:: DATA TO PROCESS

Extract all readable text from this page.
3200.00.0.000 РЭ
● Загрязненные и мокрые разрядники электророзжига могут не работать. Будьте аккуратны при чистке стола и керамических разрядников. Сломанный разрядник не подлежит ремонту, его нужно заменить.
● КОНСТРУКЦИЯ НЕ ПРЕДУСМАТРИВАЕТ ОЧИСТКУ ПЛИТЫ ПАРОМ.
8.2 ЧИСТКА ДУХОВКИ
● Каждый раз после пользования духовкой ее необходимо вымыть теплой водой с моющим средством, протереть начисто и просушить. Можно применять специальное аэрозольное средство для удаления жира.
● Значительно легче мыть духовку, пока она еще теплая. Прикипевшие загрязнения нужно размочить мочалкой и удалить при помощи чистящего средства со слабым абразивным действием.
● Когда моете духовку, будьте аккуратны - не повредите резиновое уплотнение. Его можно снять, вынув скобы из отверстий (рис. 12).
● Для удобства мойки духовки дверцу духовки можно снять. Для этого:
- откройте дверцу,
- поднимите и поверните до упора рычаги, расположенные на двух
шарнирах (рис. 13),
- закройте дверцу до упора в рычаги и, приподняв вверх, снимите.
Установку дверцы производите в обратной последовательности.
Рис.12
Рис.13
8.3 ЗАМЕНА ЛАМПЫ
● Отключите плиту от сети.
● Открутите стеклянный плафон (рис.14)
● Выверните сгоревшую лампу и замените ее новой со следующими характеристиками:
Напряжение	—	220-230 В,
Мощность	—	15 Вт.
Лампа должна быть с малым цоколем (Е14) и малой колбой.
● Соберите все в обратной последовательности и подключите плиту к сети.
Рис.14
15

::::

WORK TO BE COMPLETED: From the entries above, extract every line where the word "духовку" appears.

RESPONSE TO THE EXERCISE:
● Значительно легче мыть духовку, пока она еще теплая. Прикипевшие загрязнения нужно размочить мочалкой и удалить при помощи чистящего средства со слабым абразивным действием.
● Когда моете духовку, будьте аккуратны - не повредите резиновое уплотнение. Его можно снять, вынув скобы из отверстий (рис. 12).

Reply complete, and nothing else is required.